THE REQUEST
Return each entry exactly, with none missing.

PROVIDED DATA
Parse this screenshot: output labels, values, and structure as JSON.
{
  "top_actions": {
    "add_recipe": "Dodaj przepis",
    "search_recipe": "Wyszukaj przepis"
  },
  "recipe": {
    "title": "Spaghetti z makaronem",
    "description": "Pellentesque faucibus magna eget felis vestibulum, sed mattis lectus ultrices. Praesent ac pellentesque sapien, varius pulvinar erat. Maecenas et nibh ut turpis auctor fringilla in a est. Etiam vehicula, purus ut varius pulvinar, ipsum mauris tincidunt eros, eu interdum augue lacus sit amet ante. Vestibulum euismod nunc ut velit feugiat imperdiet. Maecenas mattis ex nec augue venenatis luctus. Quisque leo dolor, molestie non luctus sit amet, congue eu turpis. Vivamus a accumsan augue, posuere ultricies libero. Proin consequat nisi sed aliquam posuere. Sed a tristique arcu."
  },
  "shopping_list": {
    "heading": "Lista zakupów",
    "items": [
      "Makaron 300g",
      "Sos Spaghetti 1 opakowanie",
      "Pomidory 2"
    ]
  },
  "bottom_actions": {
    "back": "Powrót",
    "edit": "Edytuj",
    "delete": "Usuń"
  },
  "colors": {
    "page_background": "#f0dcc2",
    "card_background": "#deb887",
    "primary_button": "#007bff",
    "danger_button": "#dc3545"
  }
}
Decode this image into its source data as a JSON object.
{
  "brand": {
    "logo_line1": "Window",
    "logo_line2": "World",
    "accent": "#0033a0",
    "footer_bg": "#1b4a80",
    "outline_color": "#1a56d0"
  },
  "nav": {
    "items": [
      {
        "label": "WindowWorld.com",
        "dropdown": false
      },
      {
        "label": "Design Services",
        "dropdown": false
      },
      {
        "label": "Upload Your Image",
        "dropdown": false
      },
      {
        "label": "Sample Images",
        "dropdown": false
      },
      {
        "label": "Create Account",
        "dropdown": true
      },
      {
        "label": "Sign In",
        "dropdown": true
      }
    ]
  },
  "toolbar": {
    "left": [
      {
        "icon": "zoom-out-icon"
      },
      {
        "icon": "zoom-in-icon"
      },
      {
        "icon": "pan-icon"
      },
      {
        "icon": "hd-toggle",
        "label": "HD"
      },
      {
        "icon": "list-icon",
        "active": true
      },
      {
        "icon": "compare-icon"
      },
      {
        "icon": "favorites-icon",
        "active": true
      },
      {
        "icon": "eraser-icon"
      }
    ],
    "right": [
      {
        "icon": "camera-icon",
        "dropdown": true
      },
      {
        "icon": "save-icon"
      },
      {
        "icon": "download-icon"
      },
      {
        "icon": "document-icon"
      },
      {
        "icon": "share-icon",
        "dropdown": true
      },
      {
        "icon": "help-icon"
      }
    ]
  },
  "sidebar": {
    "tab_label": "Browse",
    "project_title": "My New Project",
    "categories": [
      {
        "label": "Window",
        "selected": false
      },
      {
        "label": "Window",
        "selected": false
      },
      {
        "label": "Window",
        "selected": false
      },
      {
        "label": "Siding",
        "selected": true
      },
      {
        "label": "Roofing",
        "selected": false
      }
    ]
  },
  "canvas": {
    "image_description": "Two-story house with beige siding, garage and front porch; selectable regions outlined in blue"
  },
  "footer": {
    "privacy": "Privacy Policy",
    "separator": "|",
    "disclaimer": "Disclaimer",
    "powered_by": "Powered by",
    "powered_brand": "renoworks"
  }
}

RESULT OF THIS EXERCISE
Parse this screenshot: output labels, values, and structure as JSON.
{
  "top_actions": {
    "add_recipe": "Dodaj przepis",
    "search_recipe": "Wyszukaj przepis"
  },
  "recipe": {
    "title": "Spaghetti z makaronem",
    "description": "Pellentesque faucibus magna eget felis vestibulum, sed mattis lectus ultrices. Praesent ac pellentesque sapien, varius pulvinar erat. Maecenas et nibh ut turpis auctor fringilla in a est. Etiam vehicula, purus ut varius pulvinar, ipsum mauris tincidunt eros, eu interdum augue lacus sit amet ante. Vestibulum euismod nunc ut velit feugiat imperdiet. Maecenas mattis ex nec augue venenatis luctus. Quisque leo dolor, molestie non luctus sit amet, congue eu turpis. Vivamus a accumsan augue, posuere ultricies libero. Proin consequat nisi sed aliquam posuere. Sed a tristique arcu."
  },
  "shopping_list": {
    "heading": "Lista zakupów",
    "items": [
      "Makaron 300g",
      "Sos Spaghetti 1 opakowanie",
      "Pomidory 2"
    ]
  },
  "bottom_actions": {
    "back": "Powrót",
    "edit": "Edytuj",
    "delete": "Usuń"
  },
  "colors": {
    "page_background": "#f0dcc2",
    "card_background": "#deb887",
    "primary_button": "#007bff",
    "danger_button": "#dc3545"
  }
}
Decode this image into its source data as a JSON object.
{
  "brand": {
    "logo_line1": "Window",
    "logo_line2": "World",
    "accent": "#0033a0",
    "footer_bg": "#1b4a80",
    "outline_color": "#1a56d0"
  },
  "nav": {
    "items": [
      {
        "label": "WindowWorld.com",
        "dropdown": false
      },
      {
        "label": "Design Services",
        "dropdown": false
      },
      {
        "label": "Upload Your Image",
        "dropdown": false
      },
      {
        "label": "Sample Images",
        "dropdown": false
      },
      {
        "label": "Create Account",
        "dropdown": true
      },
      {
        "label": "Sign In",
        "dropdown": true
      }
    ]
  },
  "toolbar": {
    "left": [
      {
        "icon": "zoom-out-icon"
      },
      {
        "icon": "zoom-in-icon"
      },
      {
        "icon": "pan-icon"
      },
      {
        "icon": "hd-toggle",
        "label": "HD"
      },
      {
        "icon": "list-icon",
        "active": true
      },
      {
        "icon": "compare-icon"
      },
      {
        "icon": "favorites-icon",
        "active": true
      },
      {
        "icon": "eraser-icon"
      }
    ],
    "right": [
      {
        "icon": "camera-icon",
        "dropdown": true
      },
      {
        "icon": "save-icon"
      },
      {
        "icon": "download-icon"
      },
      {
        "icon": "document-icon"
      },
      {
        "icon": "share-icon",
        "dropdown": true
      },
      {
        "icon": "help-icon"
      }
    ]
  },
  "sidebar": {
    "tab_label": "Browse",
    "project_title": "My New Project",
    "categories": [
      {
        "label": "Window",
        "selected": false
      },
      {
        "label": "Window",
        "selected": false
      },
      {
        "label": "Window",
        "selected": false
      },
      {
        "label": "Siding",
        "selected": true
      },
      {
        "label": "Roofing",
        "selected": false
      }
    ]
  },
  "canvas": {
    "image_description": "Two-story house with beige siding, garage and front porch; selectable regions outlined in blue"
  },
  "footer": {
    "privacy": "Privacy Policy",
    "separator": "|",
    "disclaimer": "Disclaimer",
    "powered_by": "Powered by",
    "powered_brand": "renoworks"
  }
}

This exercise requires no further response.